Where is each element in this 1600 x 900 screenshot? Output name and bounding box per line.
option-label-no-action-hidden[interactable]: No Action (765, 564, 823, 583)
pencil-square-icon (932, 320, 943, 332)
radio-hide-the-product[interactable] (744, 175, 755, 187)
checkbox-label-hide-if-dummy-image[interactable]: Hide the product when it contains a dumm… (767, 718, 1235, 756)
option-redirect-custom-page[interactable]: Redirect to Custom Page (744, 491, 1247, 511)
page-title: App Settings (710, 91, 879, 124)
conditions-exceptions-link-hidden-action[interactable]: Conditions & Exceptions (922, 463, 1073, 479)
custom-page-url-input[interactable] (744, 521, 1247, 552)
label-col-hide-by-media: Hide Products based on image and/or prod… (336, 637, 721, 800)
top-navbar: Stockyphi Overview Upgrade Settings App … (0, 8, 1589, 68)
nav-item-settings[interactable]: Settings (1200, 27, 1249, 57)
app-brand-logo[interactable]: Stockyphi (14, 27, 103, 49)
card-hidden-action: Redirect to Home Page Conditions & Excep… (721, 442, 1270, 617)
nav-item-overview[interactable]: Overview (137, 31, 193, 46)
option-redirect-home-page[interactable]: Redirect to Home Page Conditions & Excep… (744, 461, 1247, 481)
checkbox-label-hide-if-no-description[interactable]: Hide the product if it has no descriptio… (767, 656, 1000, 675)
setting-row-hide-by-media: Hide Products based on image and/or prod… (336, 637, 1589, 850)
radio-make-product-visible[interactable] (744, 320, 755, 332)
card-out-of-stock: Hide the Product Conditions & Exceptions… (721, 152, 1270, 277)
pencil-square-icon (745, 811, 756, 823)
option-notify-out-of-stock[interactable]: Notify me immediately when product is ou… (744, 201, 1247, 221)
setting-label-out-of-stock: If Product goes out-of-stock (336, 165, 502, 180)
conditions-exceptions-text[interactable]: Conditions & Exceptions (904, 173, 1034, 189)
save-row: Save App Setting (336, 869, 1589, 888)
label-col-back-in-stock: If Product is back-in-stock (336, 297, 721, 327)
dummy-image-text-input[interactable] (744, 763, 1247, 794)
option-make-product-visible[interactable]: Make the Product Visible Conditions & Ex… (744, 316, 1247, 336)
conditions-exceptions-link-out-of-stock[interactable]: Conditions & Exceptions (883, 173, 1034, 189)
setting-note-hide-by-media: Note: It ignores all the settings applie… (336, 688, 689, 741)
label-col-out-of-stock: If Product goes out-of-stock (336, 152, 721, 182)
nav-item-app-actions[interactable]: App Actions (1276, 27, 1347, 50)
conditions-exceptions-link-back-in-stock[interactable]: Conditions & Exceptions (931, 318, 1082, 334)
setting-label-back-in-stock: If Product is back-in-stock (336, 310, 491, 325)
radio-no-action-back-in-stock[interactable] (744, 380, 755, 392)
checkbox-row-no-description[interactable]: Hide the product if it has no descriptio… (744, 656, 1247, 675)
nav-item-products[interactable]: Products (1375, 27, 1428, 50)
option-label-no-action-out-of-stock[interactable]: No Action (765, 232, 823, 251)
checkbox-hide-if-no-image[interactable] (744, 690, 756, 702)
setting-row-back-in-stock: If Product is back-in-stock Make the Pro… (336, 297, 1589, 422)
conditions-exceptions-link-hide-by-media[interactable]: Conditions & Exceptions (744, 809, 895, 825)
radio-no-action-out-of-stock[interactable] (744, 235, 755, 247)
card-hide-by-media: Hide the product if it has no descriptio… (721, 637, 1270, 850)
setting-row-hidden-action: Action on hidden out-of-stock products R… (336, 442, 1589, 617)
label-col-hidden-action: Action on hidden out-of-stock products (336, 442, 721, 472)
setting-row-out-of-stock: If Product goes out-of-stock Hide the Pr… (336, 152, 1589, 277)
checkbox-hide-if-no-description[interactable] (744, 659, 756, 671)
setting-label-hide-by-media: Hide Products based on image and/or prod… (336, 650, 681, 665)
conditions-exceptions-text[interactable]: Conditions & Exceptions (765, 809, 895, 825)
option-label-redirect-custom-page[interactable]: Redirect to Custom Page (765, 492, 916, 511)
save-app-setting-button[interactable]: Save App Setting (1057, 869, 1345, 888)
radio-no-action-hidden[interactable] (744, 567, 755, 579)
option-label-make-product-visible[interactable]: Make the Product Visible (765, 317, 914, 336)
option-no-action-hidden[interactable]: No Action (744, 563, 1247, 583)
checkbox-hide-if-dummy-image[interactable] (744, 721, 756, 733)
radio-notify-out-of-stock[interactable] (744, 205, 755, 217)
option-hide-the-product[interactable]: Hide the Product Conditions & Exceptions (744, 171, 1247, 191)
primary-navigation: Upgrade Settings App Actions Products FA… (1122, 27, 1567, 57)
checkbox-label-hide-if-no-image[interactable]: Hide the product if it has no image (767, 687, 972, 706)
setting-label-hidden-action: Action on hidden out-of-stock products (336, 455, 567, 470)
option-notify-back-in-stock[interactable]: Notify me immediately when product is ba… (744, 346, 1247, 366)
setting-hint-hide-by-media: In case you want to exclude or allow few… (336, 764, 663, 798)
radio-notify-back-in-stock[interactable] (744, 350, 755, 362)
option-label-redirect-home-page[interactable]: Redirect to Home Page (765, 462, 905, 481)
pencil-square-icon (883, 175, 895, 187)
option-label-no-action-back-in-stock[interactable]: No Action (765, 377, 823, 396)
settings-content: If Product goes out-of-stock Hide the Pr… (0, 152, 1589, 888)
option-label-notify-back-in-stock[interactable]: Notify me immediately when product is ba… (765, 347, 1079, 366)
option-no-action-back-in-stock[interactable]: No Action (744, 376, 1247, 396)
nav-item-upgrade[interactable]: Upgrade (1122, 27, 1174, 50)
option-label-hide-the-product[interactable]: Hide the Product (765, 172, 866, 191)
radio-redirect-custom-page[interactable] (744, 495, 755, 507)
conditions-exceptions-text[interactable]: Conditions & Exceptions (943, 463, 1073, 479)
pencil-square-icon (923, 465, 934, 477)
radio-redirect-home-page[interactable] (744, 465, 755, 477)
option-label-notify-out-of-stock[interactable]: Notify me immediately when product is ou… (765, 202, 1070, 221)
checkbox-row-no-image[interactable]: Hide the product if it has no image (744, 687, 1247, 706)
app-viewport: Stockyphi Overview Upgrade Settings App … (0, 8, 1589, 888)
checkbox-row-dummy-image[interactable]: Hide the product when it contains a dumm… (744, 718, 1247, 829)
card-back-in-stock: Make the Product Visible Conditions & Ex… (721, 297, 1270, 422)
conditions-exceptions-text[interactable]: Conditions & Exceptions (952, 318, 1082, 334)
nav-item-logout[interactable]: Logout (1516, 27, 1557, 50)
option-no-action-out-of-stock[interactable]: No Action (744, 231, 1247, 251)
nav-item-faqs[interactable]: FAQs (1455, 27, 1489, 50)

++++++++

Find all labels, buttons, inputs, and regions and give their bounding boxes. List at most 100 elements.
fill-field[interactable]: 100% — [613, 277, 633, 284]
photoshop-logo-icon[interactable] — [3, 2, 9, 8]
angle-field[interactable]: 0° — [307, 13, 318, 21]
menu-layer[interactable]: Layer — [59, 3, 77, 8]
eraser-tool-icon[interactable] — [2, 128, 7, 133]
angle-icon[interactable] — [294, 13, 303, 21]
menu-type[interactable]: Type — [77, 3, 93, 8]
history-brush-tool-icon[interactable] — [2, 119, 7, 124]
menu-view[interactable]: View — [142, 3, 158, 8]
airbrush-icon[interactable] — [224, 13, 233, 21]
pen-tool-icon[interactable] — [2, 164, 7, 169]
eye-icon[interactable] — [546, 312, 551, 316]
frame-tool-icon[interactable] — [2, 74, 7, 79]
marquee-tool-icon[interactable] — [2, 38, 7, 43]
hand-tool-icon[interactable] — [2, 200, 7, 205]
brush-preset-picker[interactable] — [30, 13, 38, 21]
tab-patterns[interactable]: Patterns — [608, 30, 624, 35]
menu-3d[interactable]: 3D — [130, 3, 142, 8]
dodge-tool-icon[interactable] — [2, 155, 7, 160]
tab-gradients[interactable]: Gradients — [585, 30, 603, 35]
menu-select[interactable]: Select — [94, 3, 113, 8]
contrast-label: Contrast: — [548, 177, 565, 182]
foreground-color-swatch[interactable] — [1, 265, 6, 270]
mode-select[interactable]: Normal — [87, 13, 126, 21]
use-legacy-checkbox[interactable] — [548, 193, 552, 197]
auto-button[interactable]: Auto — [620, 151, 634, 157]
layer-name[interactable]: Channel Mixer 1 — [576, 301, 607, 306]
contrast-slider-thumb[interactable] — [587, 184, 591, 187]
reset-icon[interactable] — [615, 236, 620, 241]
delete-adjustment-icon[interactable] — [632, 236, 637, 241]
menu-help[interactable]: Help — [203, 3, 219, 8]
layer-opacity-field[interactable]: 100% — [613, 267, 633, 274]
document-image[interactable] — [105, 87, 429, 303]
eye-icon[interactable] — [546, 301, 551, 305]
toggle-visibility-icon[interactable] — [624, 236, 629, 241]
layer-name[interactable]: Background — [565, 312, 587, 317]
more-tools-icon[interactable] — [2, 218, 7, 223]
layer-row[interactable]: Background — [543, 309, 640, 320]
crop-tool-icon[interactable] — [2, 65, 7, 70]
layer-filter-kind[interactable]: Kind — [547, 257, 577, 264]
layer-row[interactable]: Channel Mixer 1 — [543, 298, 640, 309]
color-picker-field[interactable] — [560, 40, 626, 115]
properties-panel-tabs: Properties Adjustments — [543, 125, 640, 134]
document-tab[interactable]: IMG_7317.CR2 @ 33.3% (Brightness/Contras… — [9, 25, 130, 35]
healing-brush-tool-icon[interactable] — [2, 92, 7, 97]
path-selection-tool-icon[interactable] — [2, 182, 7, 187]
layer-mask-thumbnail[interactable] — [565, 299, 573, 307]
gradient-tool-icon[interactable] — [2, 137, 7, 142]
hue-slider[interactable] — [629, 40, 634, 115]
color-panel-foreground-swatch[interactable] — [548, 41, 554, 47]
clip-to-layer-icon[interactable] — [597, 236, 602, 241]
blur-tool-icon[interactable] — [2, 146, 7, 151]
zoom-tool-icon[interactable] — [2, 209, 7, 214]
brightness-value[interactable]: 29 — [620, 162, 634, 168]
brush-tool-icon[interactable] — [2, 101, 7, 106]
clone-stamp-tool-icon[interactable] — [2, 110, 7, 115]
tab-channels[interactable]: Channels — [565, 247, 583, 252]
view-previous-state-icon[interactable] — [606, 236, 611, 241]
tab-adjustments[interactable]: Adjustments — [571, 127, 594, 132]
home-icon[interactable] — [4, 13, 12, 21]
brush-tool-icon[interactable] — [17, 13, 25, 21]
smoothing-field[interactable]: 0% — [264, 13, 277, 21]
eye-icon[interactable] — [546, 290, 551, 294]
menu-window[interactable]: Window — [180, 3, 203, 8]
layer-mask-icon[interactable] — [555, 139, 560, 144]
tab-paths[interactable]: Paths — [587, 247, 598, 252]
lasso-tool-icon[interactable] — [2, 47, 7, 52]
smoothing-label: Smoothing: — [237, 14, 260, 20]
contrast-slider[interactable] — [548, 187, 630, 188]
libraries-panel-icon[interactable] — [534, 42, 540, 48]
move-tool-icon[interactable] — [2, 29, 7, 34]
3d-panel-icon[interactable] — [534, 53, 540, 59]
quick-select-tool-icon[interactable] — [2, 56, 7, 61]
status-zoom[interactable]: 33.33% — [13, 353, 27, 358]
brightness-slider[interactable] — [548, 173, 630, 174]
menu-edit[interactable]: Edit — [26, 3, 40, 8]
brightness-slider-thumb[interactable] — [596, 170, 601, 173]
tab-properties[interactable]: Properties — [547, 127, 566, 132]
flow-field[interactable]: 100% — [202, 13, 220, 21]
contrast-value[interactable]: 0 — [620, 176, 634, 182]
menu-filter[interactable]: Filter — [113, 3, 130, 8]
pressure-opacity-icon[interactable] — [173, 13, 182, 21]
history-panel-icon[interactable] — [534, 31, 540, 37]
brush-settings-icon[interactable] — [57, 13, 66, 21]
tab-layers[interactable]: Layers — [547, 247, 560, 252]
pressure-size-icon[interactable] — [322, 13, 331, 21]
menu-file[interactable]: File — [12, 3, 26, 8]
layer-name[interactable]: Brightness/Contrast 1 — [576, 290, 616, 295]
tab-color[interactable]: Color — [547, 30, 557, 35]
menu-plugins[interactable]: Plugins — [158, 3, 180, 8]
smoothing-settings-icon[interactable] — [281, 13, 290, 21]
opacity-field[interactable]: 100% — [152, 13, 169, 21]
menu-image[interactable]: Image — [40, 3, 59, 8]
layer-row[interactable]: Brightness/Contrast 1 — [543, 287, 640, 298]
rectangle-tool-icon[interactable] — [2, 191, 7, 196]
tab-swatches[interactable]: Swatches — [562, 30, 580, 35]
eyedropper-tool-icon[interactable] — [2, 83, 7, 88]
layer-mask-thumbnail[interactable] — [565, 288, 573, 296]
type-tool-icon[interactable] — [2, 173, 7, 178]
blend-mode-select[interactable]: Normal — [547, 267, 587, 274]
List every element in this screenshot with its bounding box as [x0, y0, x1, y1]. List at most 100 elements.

++++++++

§ **WHAT IS REQUIRED**:
Copy the rows above word for word, starting at the line containing "Find all labels, buttons, inputs, and" and ending at the line containing "menu-layer[interactable]: Layer —", with both of those lines included.

§ **TASK ANSWER**:
Find all labels, buttons, inputs, and regions and give their bounding boxes. List at most 100 elements.
fill-field[interactable]: 100% — [613, 277, 633, 284]
photoshop-logo-icon[interactable] — [3, 2, 9, 8]
angle-field[interactable]: 0° — [307, 13, 318, 21]
menu-layer[interactable]: Layer — [59, 3, 77, 8]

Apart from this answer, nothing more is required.